Excerpted data
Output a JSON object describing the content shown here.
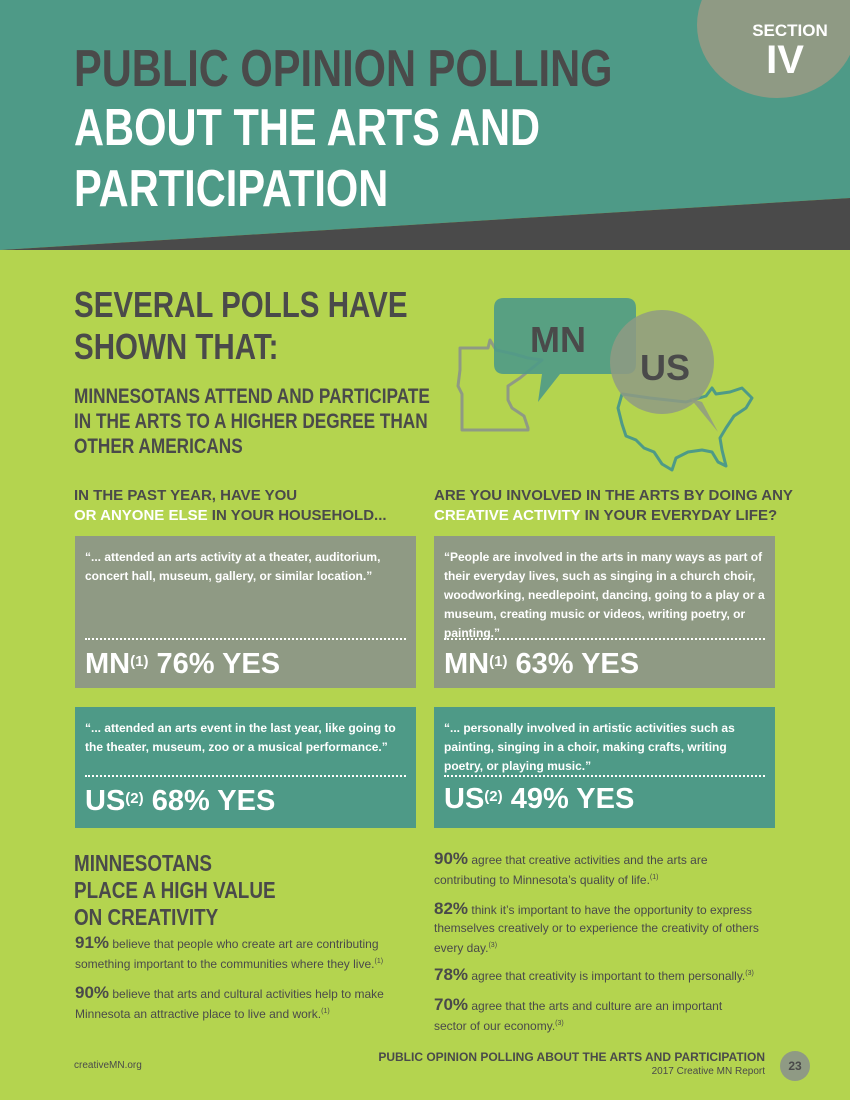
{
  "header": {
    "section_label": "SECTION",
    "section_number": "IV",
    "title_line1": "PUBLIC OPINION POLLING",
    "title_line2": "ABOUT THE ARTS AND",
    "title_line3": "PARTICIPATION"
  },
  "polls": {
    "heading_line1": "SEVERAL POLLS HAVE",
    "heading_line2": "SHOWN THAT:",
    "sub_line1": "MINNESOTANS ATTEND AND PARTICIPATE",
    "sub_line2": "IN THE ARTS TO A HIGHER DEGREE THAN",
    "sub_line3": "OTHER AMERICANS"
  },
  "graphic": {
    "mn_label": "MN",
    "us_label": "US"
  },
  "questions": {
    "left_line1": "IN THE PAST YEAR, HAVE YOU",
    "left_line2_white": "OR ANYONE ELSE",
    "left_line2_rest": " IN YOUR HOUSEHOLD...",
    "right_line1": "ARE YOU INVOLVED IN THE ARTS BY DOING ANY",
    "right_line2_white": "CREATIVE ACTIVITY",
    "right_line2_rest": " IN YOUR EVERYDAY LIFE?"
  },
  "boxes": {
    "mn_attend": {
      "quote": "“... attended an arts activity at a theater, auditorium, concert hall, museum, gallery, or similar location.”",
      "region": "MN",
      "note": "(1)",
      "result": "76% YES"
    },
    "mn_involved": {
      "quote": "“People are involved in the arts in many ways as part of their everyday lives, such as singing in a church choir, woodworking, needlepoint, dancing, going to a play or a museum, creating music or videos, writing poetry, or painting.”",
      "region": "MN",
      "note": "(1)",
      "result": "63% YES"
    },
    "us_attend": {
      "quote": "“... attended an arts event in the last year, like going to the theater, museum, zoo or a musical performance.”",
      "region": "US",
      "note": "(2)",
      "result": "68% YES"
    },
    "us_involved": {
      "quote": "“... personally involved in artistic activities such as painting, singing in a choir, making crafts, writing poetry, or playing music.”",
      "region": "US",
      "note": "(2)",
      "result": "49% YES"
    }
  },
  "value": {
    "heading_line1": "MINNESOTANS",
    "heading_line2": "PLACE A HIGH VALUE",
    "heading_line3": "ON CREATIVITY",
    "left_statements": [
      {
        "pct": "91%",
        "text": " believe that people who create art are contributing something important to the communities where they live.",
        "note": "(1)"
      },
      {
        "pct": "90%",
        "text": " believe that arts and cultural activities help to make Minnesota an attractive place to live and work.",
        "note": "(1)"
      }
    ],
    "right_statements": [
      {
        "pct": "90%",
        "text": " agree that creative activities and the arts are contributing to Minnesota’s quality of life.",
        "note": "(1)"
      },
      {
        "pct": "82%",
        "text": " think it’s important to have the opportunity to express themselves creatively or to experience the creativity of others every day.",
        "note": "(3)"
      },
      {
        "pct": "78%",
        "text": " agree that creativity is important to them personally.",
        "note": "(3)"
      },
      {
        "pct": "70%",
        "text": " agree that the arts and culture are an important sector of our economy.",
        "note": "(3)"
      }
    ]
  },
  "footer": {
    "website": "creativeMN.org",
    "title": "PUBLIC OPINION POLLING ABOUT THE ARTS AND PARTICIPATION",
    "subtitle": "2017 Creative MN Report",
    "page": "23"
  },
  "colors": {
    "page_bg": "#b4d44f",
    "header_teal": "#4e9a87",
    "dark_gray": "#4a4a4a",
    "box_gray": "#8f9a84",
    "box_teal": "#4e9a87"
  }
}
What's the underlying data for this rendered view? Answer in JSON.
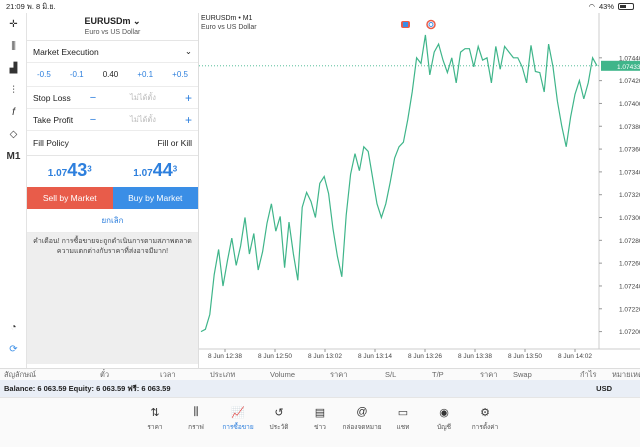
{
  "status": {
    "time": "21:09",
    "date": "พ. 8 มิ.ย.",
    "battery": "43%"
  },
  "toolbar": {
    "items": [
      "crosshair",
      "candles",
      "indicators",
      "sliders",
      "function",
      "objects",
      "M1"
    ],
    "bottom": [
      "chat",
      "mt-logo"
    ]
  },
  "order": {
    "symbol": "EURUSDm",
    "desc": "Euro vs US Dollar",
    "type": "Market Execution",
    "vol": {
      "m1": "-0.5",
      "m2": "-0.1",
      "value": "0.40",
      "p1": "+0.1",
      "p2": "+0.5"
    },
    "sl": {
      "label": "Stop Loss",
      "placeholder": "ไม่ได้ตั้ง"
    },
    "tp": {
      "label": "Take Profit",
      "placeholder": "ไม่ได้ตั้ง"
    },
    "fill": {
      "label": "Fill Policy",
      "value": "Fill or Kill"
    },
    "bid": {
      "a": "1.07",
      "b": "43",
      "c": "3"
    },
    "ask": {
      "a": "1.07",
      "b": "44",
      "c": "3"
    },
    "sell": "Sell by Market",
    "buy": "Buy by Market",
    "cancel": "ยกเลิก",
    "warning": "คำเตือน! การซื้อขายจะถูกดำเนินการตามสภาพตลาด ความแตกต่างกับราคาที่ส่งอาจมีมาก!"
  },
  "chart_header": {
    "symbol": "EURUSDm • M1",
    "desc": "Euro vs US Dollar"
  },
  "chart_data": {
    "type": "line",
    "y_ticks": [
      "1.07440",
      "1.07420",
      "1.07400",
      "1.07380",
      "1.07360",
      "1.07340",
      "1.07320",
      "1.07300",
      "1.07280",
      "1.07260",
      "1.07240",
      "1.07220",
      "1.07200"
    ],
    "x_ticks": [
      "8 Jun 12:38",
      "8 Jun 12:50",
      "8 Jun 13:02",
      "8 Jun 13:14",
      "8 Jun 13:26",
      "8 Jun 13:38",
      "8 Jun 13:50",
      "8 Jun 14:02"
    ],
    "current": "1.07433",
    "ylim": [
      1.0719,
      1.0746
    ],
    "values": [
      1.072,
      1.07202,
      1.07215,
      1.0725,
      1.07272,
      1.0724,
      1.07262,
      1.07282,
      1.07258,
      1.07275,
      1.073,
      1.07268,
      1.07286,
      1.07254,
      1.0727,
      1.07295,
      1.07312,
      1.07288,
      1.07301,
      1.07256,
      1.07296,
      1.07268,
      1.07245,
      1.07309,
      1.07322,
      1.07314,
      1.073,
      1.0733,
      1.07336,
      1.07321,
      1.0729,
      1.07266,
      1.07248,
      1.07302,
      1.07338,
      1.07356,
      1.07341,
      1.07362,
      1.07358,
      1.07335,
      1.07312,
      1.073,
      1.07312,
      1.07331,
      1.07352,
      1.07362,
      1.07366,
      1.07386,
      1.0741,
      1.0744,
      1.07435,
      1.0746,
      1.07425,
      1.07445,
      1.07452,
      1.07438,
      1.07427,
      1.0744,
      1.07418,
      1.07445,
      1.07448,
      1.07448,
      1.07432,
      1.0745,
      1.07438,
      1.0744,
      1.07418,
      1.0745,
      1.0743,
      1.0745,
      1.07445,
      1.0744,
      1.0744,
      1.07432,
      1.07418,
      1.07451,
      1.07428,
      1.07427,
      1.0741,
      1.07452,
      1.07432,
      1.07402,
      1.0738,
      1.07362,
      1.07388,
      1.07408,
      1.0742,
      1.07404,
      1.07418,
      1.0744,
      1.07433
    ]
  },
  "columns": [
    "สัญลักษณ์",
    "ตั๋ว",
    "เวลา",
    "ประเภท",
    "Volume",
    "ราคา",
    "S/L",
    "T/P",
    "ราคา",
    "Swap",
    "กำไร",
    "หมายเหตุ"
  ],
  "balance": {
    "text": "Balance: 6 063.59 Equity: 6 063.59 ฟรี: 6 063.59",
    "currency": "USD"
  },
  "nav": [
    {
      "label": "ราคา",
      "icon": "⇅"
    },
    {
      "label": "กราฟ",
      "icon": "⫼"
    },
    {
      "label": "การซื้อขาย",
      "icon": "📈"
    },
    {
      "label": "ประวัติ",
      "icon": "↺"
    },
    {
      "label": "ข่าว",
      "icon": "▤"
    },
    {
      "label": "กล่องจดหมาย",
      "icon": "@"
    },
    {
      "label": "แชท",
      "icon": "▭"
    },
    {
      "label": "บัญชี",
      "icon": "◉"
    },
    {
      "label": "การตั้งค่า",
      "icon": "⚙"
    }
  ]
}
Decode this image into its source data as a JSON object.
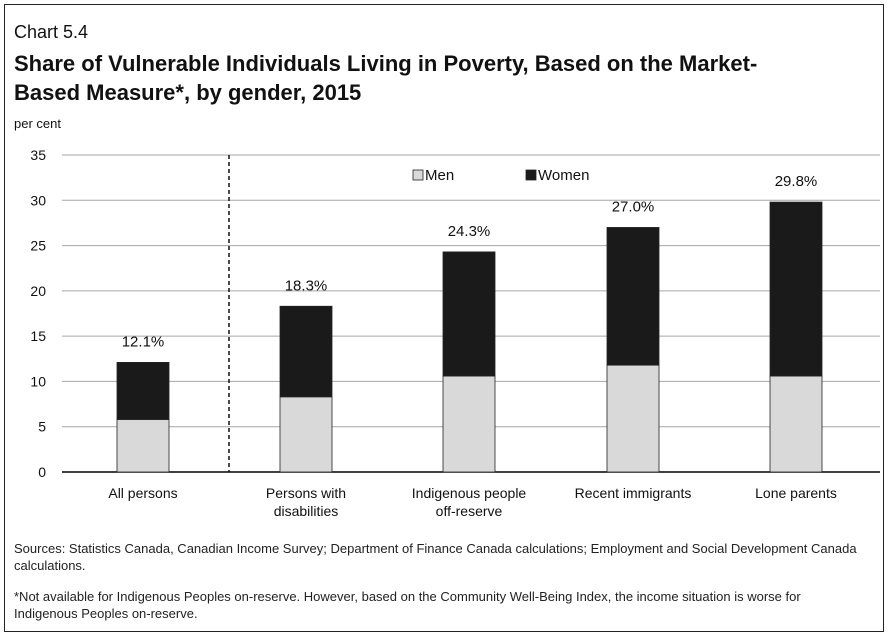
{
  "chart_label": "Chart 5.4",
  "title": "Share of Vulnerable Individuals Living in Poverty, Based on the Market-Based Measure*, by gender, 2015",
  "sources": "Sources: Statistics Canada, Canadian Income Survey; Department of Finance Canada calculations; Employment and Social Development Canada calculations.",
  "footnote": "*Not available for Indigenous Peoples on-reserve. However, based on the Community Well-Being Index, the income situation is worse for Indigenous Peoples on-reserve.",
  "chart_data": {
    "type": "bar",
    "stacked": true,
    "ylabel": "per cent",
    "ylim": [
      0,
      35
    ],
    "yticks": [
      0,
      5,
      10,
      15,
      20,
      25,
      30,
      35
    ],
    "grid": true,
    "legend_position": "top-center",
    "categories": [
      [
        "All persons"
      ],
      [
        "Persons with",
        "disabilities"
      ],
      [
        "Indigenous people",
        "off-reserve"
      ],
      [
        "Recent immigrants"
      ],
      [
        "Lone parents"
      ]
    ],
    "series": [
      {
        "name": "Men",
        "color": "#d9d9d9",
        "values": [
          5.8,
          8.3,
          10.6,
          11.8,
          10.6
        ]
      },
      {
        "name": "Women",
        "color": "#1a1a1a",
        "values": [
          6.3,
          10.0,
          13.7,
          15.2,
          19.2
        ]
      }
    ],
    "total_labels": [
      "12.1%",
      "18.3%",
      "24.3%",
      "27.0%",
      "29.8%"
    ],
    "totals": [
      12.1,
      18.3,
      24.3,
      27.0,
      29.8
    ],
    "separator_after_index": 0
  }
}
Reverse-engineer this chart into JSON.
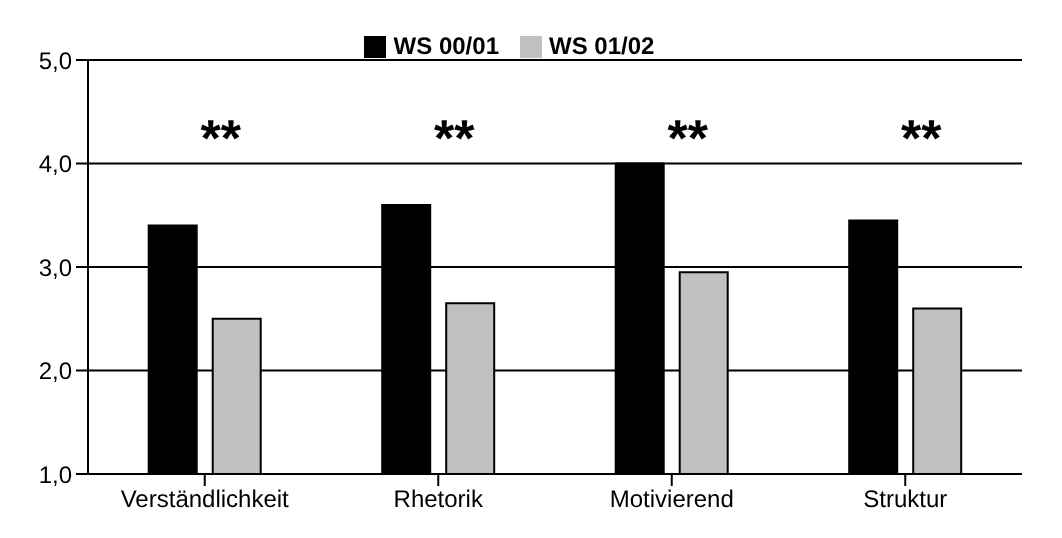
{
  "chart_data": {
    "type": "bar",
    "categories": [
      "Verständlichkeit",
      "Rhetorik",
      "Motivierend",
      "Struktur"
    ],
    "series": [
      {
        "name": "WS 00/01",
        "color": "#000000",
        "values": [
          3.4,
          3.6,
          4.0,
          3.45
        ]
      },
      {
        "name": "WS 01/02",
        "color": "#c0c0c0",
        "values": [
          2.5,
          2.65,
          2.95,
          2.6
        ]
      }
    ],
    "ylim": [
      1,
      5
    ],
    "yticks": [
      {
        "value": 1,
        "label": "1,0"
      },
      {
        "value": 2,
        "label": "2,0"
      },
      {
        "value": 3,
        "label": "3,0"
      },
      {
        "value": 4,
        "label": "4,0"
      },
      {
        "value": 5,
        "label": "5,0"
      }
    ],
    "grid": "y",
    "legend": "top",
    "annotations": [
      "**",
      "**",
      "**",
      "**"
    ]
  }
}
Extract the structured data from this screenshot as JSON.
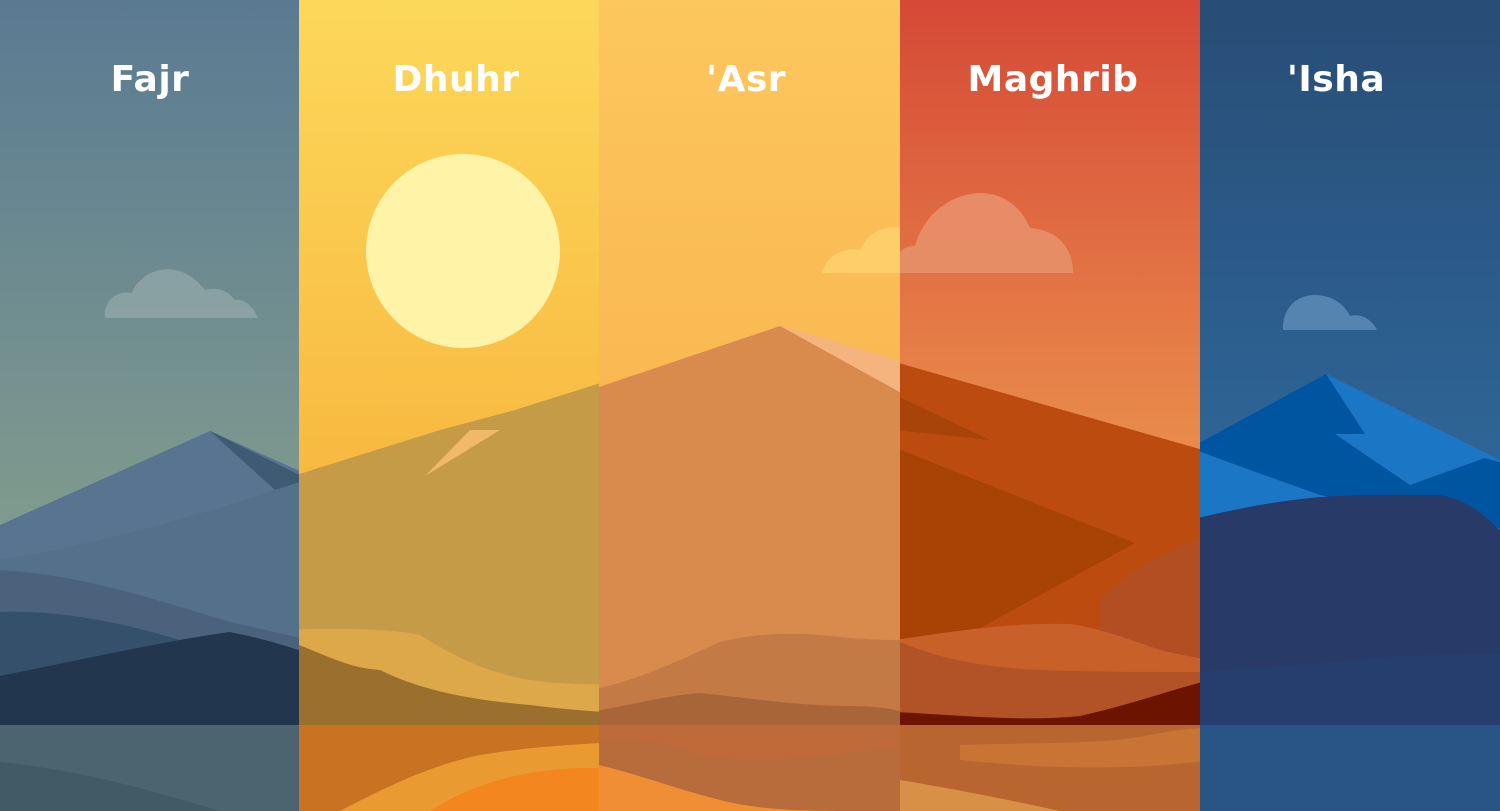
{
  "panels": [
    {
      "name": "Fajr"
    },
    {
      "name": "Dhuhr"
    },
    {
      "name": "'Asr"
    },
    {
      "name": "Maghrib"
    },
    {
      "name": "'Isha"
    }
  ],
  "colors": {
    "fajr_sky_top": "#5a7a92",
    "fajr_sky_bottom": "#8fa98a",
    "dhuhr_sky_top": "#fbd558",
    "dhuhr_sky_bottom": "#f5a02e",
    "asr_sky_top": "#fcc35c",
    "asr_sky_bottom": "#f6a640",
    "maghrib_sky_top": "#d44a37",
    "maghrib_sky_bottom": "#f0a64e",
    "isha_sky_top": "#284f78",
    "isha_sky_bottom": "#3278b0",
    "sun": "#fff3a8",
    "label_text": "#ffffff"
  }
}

Task description
Identify the lines that hold the word "Dollar". Copy every one of them.

Expected answer
    "desc": "Euro vs US Dollar",
    "desc": "Euro vs US Dollar"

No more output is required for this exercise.